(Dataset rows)
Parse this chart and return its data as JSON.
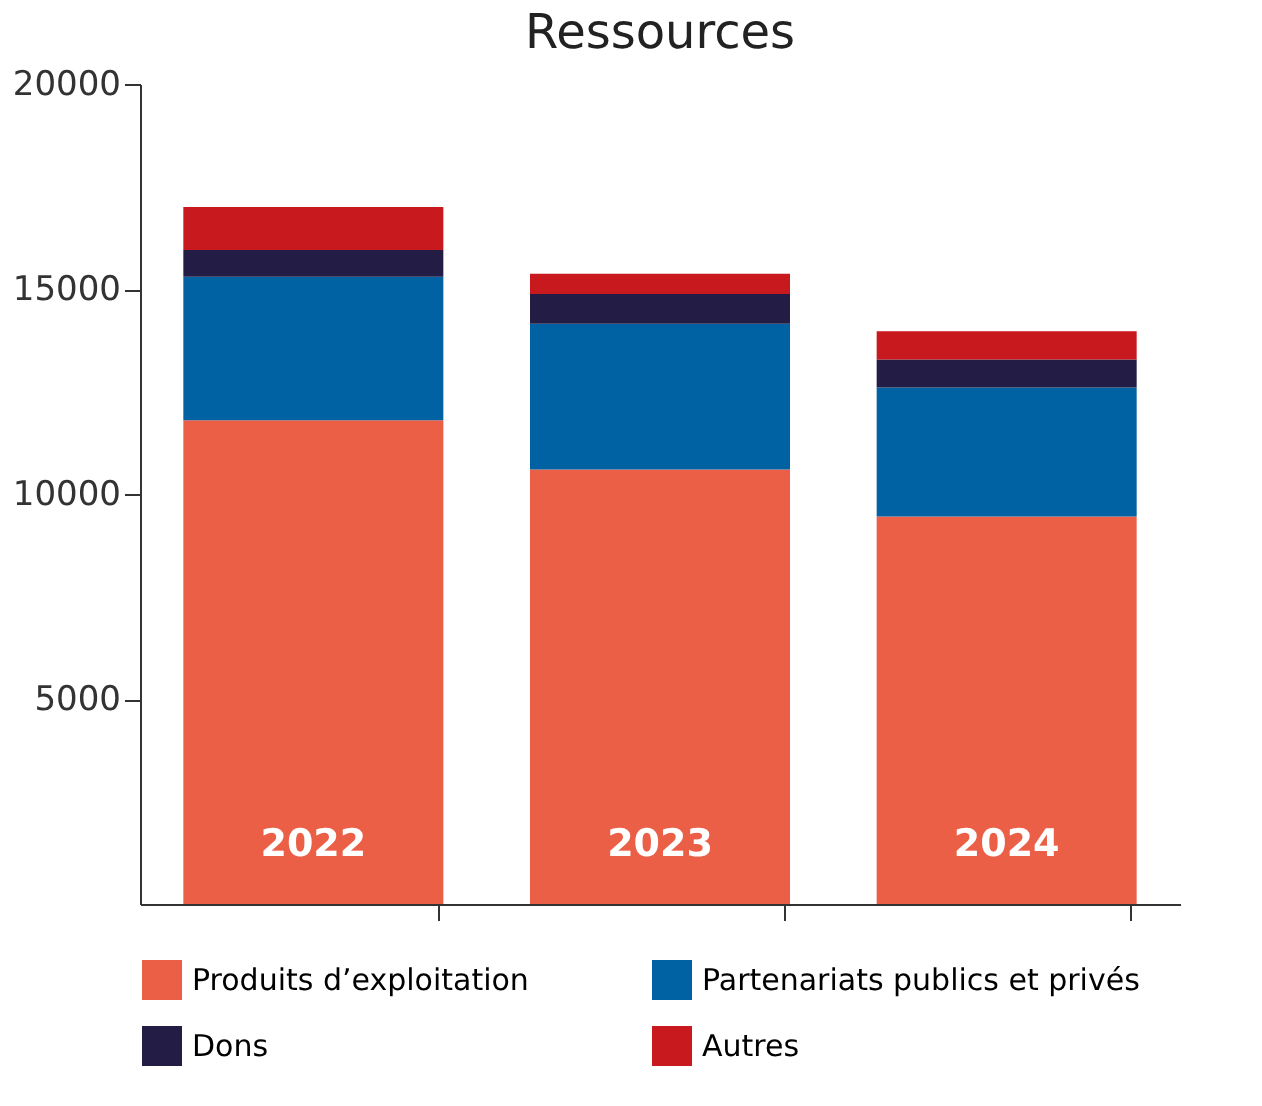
{
  "chart_data": {
    "type": "bar",
    "title": "Ressources",
    "stacked": true,
    "categories": [
      "2022",
      "2023",
      "2024"
    ],
    "series": [
      {
        "name": "Produits d’exploitation",
        "color": "#eb5f46",
        "values": [
          11800,
          10600,
          9450
        ]
      },
      {
        "name": "Partenariats publics et privés",
        "color": "#0062a3",
        "values": [
          3500,
          3550,
          3150
        ]
      },
      {
        "name": "Dons",
        "color": "#231d45",
        "values": [
          650,
          730,
          680
        ]
      },
      {
        "name": "Autres",
        "color": "#c8191e",
        "values": [
          1050,
          490,
          690
        ]
      }
    ],
    "ylim": [
      0,
      20000
    ],
    "yticks": [
      5000,
      10000,
      15000,
      20000
    ],
    "grid": false,
    "legend": "bottom"
  }
}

WHAT IS EXPECTED: Say how many lines hold the word "name", giving the number and nothing else.

TASK RESPONSE: 4